Task prompt = Write out the entries again exactly as they are given.

Material provided =
....................
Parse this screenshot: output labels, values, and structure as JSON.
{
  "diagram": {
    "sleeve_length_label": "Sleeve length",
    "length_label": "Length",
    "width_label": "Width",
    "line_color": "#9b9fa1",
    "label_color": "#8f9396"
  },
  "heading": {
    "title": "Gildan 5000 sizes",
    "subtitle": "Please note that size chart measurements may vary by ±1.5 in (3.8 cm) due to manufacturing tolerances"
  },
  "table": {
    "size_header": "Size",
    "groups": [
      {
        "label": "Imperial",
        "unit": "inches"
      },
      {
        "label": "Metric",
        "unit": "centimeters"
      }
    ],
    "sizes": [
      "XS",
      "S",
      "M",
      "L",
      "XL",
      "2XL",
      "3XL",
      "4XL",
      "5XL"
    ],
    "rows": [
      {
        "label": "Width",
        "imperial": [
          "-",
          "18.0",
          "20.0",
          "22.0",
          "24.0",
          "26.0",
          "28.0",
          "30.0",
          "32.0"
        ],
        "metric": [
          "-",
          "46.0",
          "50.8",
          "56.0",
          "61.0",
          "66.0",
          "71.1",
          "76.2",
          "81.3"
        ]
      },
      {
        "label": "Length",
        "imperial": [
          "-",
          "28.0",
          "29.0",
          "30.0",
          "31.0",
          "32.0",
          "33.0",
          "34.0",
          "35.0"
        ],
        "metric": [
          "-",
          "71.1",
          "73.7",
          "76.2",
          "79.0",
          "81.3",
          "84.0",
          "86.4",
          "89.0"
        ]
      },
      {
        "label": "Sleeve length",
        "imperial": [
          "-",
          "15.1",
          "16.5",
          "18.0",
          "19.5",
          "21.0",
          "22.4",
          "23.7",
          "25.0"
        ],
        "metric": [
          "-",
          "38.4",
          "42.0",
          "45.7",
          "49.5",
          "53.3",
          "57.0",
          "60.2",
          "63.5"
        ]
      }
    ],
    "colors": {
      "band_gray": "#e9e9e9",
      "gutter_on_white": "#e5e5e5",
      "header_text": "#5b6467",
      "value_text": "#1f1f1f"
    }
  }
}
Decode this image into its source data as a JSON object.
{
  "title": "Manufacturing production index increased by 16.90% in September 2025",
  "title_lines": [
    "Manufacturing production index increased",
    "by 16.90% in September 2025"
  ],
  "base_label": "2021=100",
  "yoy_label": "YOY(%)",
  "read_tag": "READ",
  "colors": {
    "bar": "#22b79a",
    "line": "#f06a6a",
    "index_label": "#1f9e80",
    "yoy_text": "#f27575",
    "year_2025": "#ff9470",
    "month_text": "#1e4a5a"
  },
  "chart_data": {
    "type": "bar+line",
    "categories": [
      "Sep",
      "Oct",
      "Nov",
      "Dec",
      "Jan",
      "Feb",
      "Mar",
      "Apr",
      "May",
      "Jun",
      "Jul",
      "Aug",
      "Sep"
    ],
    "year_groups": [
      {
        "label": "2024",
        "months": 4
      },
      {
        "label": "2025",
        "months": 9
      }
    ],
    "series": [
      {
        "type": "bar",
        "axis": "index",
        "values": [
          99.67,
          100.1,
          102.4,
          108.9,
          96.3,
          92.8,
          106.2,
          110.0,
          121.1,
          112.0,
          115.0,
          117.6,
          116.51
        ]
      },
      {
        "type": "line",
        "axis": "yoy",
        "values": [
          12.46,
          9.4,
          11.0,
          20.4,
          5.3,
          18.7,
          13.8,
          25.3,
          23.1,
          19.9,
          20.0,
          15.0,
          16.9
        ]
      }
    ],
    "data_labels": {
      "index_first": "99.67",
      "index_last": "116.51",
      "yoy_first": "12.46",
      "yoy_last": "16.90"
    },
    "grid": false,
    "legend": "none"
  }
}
....................
Output of the task =
Parse this screenshot: output labels, values, and structure as JSON.
{
  "diagram": {
    "sleeve_length_label": "Sleeve length",
    "length_label": "Length",
    "width_label": "Width",
    "line_color": "#9b9fa1",
    "label_color": "#8f9396"
  },
  "heading": {
    "title": "Gildan 5000 sizes",
    "subtitle": "Please note that size chart measurements may vary by ±1.5 in (3.8 cm) due to manufacturing tolerances"
  },
  "table": {
    "size_header": "Size",
    "groups": [
      {
        "label": "Imperial",
        "unit": "inches"
      },
      {
        "label": "Metric",
        "unit": "centimeters"
      }
    ],
    "sizes": [
      "XS",
      "S",
      "M",
      "L",
      "XL",
      "2XL",
      "3XL",
      "4XL",
      "5XL"
    ],
    "rows": [
      {
        "label": "Width",
        "imperial": [
          "-",
          "18.0",
          "20.0",
          "22.0",
          "24.0",
          "26.0",
          "28.0",
          "30.0",
          "32.0"
        ],
        "metric": [
          "-",
          "46.0",
          "50.8",
          "56.0",
          "61.0",
          "66.0",
          "71.1",
          "76.2",
          "81.3"
        ]
      },
      {
        "label": "Length",
        "imperial": [
          "-",
          "28.0",
          "29.0",
          "30.0",
          "31.0",
          "32.0",
          "33.0",
          "34.0",
          "35.0"
        ],
        "metric": [
          "-",
          "71.1",
          "73.7",
          "76.2",
          "79.0",
          "81.3",
          "84.0",
          "86.4",
          "89.0"
        ]
      },
      {
        "label": "Sleeve length",
        "imperial": [
          "-",
          "15.1",
          "16.5",
          "18.0",
          "19.5",
          "21.0",
          "22.4",
          "23.7",
          "25.0"
        ],
        "metric": [
          "-",
          "38.4",
          "42.0",
          "45.7",
          "49.5",
          "53.3",
          "57.0",
          "60.2",
          "63.5"
        ]
      }
    ],
    "colors": {
      "band_gray": "#e9e9e9",
      "gutter_on_white": "#e5e5e5",
      "header_text": "#5b6467",
      "value_text": "#1f1f1f"
    }
  }
}
Decode this image into its source data as a JSON object.
{
  "title": "Manufacturing production index increased by 16.90% in September 2025",
  "title_lines": [
    "Manufacturing production index increased",
    "by 16.90% in September 2025"
  ],
  "base_label": "2021=100",
  "yoy_label": "YOY(%)",
  "read_tag": "READ",
  "colors": {
    "bar": "#22b79a",
    "line": "#f06a6a",
    "index_label": "#1f9e80",
    "yoy_text": "#f27575",
    "year_2025": "#ff9470",
    "month_text": "#1e4a5a"
  },
  "chart_data": {
    "type": "bar+line",
    "categories": [
      "Sep",
      "Oct",
      "Nov",
      "Dec",
      "Jan",
      "Feb",
      "Mar",
      "Apr",
      "May",
      "Jun",
      "Jul",
      "Aug",
      "Sep"
    ],
    "year_groups": [
      {
        "label": "2024",
        "months": 4
      },
      {
        "label": "2025",
        "months": 9
      }
    ],
    "series": [
      {
        "type": "bar",
        "axis": "index",
        "values": [
          99.67,
          100.1,
          102.4,
          108.9,
          96.3,
          92.8,
          106.2,
          110.0,
          121.1,
          112.0,
          115.0,
          117.6,
          116.51
        ]
      },
      {
        "type": "line",
        "axis": "yoy",
        "values": [
          12.46,
          9.4,
          11.0,
          20.4,
          5.3,
          18.7,
          13.8,
          25.3,
          23.1,
          19.9,
          20.0,
          15.0,
          16.9
        ]
      }
    ],
    "data_labels": {
      "index_first": "99.67",
      "index_last": "116.51",
      "yoy_first": "12.46",
      "yoy_last": "16.90"
    },
    "grid": false,
    "legend": "none"
  }
}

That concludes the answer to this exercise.